====== Given information

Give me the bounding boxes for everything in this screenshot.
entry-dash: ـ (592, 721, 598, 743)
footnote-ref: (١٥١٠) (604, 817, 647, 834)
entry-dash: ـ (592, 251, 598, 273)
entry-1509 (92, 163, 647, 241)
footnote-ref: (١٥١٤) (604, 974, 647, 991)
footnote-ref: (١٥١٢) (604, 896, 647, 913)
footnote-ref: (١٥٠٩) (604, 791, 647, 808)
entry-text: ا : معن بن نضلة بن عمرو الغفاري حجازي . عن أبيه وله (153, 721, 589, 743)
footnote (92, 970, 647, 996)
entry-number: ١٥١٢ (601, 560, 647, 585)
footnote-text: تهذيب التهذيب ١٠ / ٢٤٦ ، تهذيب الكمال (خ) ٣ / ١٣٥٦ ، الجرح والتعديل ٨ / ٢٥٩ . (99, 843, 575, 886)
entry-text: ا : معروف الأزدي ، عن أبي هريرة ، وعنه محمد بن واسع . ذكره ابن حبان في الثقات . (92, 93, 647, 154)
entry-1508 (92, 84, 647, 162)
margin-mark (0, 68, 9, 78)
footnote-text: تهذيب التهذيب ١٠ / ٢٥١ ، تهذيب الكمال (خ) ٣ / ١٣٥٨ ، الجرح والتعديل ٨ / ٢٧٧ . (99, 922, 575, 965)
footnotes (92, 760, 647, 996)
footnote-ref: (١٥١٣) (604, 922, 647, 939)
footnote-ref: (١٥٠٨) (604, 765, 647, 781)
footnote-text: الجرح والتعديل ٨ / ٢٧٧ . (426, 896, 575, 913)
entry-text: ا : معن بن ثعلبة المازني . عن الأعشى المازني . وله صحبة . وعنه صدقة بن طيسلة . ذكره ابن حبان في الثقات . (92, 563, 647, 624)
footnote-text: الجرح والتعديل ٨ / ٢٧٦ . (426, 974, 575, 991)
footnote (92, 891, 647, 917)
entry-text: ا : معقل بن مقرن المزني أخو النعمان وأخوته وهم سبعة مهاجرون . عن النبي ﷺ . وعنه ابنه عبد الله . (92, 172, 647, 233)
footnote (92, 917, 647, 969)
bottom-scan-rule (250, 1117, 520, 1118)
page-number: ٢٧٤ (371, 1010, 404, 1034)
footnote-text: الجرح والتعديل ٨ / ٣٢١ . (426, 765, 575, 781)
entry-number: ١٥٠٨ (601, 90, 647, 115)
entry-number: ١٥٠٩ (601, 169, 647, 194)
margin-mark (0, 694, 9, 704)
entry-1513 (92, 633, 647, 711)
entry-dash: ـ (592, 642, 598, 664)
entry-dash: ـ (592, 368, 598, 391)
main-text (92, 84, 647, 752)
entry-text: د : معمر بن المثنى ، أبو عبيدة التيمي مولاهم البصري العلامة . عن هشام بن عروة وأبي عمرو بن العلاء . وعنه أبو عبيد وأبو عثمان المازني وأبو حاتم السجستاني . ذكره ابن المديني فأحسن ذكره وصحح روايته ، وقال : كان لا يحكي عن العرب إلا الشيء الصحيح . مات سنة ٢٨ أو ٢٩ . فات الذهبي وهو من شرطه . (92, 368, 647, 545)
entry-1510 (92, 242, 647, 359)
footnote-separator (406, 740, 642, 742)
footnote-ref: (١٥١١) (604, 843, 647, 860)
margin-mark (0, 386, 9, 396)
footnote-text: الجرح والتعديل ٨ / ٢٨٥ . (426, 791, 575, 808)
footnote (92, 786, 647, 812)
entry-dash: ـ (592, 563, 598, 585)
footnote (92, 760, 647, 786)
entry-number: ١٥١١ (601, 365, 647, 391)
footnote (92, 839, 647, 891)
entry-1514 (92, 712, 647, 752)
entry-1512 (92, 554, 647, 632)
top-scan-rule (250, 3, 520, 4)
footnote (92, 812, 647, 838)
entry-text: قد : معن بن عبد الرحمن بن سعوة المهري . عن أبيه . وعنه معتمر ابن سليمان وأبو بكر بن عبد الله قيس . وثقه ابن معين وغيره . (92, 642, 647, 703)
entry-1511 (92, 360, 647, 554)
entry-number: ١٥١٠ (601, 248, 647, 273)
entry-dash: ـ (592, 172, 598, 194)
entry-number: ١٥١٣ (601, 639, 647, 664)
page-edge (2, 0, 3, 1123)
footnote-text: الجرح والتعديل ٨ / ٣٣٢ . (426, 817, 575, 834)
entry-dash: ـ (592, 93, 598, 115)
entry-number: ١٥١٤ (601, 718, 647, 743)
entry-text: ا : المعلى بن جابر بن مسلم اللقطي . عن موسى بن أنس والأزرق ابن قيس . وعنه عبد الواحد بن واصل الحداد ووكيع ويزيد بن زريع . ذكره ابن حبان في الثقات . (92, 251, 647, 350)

============

Reproduce the lines above, starting with the first one and ending after the line that contains "footnote-ref: (١٥١٣) (604, 922, 647, 939)".

Give me the bounding boxes for everything in this screenshot.
entry-dash: ـ (592, 721, 598, 743)
footnote-ref: (١٥١٠) (604, 817, 647, 834)
entry-dash: ـ (592, 251, 598, 273)
entry-1509 (92, 163, 647, 241)
footnote-ref: (١٥١٤) (604, 974, 647, 991)
footnote-ref: (١٥١٢) (604, 896, 647, 913)
footnote-ref: (١٥٠٩) (604, 791, 647, 808)
entry-text: ا : معن بن نضلة بن عمرو الغفاري حجازي . عن أبيه وله (153, 721, 589, 743)
footnote (92, 970, 647, 996)
entry-number: ١٥١٢ (601, 560, 647, 585)
footnote-text: تهذيب التهذيب ١٠ / ٢٤٦ ، تهذيب الكمال (خ) ٣ / ١٣٥٦ ، الجرح والتعديل ٨ / ٢٥٩ . (99, 843, 575, 886)
entry-text: ا : معروف الأزدي ، عن أبي هريرة ، وعنه محمد بن واسع . ذكره ابن حبان في الثقات . (92, 93, 647, 154)
entry-1508 (92, 84, 647, 162)
margin-mark (0, 68, 9, 78)
footnote-text: تهذيب التهذيب ١٠ / ٢٥١ ، تهذيب الكمال (خ) ٣ / ١٣٥٨ ، الجرح والتعديل ٨ / ٢٧٧ . (99, 922, 575, 965)
footnotes (92, 760, 647, 996)
footnote-ref: (١٥١٣) (604, 922, 647, 939)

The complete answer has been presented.